RECORDED DATA
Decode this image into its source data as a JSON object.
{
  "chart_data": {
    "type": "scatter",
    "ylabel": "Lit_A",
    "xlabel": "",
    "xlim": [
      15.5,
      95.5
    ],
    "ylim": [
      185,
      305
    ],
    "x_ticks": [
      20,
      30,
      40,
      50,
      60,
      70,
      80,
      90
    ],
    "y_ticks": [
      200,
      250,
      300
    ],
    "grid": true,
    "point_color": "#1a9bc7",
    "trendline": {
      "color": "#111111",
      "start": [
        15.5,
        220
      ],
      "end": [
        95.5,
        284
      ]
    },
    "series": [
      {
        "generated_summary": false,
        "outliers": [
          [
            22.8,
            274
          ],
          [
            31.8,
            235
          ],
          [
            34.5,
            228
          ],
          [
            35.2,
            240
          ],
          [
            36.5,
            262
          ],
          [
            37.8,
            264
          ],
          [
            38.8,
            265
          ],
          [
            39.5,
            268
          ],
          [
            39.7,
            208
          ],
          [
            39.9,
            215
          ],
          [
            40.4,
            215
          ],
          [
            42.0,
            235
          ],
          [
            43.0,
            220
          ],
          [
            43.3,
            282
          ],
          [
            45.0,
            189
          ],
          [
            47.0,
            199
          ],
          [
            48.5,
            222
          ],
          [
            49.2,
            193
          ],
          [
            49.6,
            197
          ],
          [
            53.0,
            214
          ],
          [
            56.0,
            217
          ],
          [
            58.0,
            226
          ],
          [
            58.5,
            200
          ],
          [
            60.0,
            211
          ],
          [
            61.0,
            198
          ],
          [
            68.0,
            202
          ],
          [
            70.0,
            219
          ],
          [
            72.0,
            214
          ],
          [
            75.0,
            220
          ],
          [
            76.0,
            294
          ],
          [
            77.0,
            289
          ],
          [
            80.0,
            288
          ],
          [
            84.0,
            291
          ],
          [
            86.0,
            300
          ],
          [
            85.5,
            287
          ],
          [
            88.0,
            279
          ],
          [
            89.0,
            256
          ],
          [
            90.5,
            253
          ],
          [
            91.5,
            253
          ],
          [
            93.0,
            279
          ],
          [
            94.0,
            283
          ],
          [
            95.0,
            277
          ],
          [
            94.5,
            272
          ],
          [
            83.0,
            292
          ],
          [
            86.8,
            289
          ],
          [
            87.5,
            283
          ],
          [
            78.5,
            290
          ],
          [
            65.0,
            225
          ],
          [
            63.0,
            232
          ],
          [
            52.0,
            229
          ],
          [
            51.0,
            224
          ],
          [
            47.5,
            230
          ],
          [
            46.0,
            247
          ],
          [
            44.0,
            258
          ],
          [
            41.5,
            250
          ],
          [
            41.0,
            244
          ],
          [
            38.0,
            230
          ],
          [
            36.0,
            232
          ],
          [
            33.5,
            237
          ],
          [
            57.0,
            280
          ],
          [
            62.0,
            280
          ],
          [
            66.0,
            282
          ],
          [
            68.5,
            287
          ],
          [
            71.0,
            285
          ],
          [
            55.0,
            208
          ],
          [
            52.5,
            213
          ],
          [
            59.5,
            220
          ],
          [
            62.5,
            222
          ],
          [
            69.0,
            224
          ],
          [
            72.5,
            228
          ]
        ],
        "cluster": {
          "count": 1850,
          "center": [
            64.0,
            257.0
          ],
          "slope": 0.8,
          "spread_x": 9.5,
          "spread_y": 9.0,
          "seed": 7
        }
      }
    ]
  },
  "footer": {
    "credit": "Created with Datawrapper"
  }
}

AIM
Retype every record above exactly as written.

REPLY TO THE TASK
Decode this image into its source data as a JSON object.
{
  "chart_data": {
    "type": "scatter",
    "ylabel": "Lit_A",
    "xlabel": "",
    "xlim": [
      15.5,
      95.5
    ],
    "ylim": [
      185,
      305
    ],
    "x_ticks": [
      20,
      30,
      40,
      50,
      60,
      70,
      80,
      90
    ],
    "y_ticks": [
      200,
      250,
      300
    ],
    "grid": true,
    "point_color": "#1a9bc7",
    "trendline": {
      "color": "#111111",
      "start": [
        15.5,
        220
      ],
      "end": [
        95.5,
        284
      ]
    },
    "series": [
      {
        "generated_summary": false,
        "outliers": [
          [
            22.8,
            274
          ],
          [
            31.8,
            235
          ],
          [
            34.5,
            228
          ],
          [
            35.2,
            240
          ],
          [
            36.5,
            262
          ],
          [
            37.8,
            264
          ],
          [
            38.8,
            265
          ],
          [
            39.5,
            268
          ],
          [
            39.7,
            208
          ],
          [
            39.9,
            215
          ],
          [
            40.4,
            215
          ],
          [
            42.0,
            235
          ],
          [
            43.0,
            220
          ],
          [
            43.3,
            282
          ],
          [
            45.0,
            189
          ],
          [
            47.0,
            199
          ],
          [
            48.5,
            222
          ],
          [
            49.2,
            193
          ],
          [
            49.6,
            197
          ],
          [
            53.0,
            214
          ],
          [
            56.0,
            217
          ],
          [
            58.0,
            226
          ],
          [
            58.5,
            200
          ],
          [
            60.0,
            211
          ],
          [
            61.0,
            198
          ],
          [
            68.0,
            202
          ],
          [
            70.0,
            219
          ],
          [
            72.0,
            214
          ],
          [
            75.0,
            220
          ],
          [
            76.0,
            294
          ],
          [
            77.0,
            289
          ],
          [
            80.0,
            288
          ],
          [
            84.0,
            291
          ],
          [
            86.0,
            300
          ],
          [
            85.5,
            287
          ],
          [
            88.0,
            279
          ],
          [
            89.0,
            256
          ],
          [
            90.5,
            253
          ],
          [
            91.5,
            253
          ],
          [
            93.0,
            279
          ],
          [
            94.0,
            283
          ],
          [
            95.0,
            277
          ],
          [
            94.5,
            272
          ],
          [
            83.0,
            292
          ],
          [
            86.8,
            289
          ],
          [
            87.5,
            283
          ],
          [
            78.5,
            290
          ],
          [
            65.0,
            225
          ],
          [
            63.0,
            232
          ],
          [
            52.0,
            229
          ],
          [
            51.0,
            224
          ],
          [
            47.5,
            230
          ],
          [
            46.0,
            247
          ],
          [
            44.0,
            258
          ],
          [
            41.5,
            250
          ],
          [
            41.0,
            244
          ],
          [
            38.0,
            230
          ],
          [
            36.0,
            232
          ],
          [
            33.5,
            237
          ],
          [
            57.0,
            280
          ],
          [
            62.0,
            280
          ],
          [
            66.0,
            282
          ],
          [
            68.5,
            287
          ],
          [
            71.0,
            285
          ],
          [
            55.0,
            208
          ],
          [
            52.5,
            213
          ],
          [
            59.5,
            220
          ],
          [
            62.5,
            222
          ],
          [
            69.0,
            224
          ],
          [
            72.5,
            228
          ]
        ],
        "cluster": {
          "count": 1850,
          "center": [
            64.0,
            257.0
          ],
          "slope": 0.8,
          "spread_x": 9.5,
          "spread_y": 9.0,
          "seed": 7
        }
      }
    ]
  },
  "footer": {
    "credit": "Created with Datawrapper"
  }
}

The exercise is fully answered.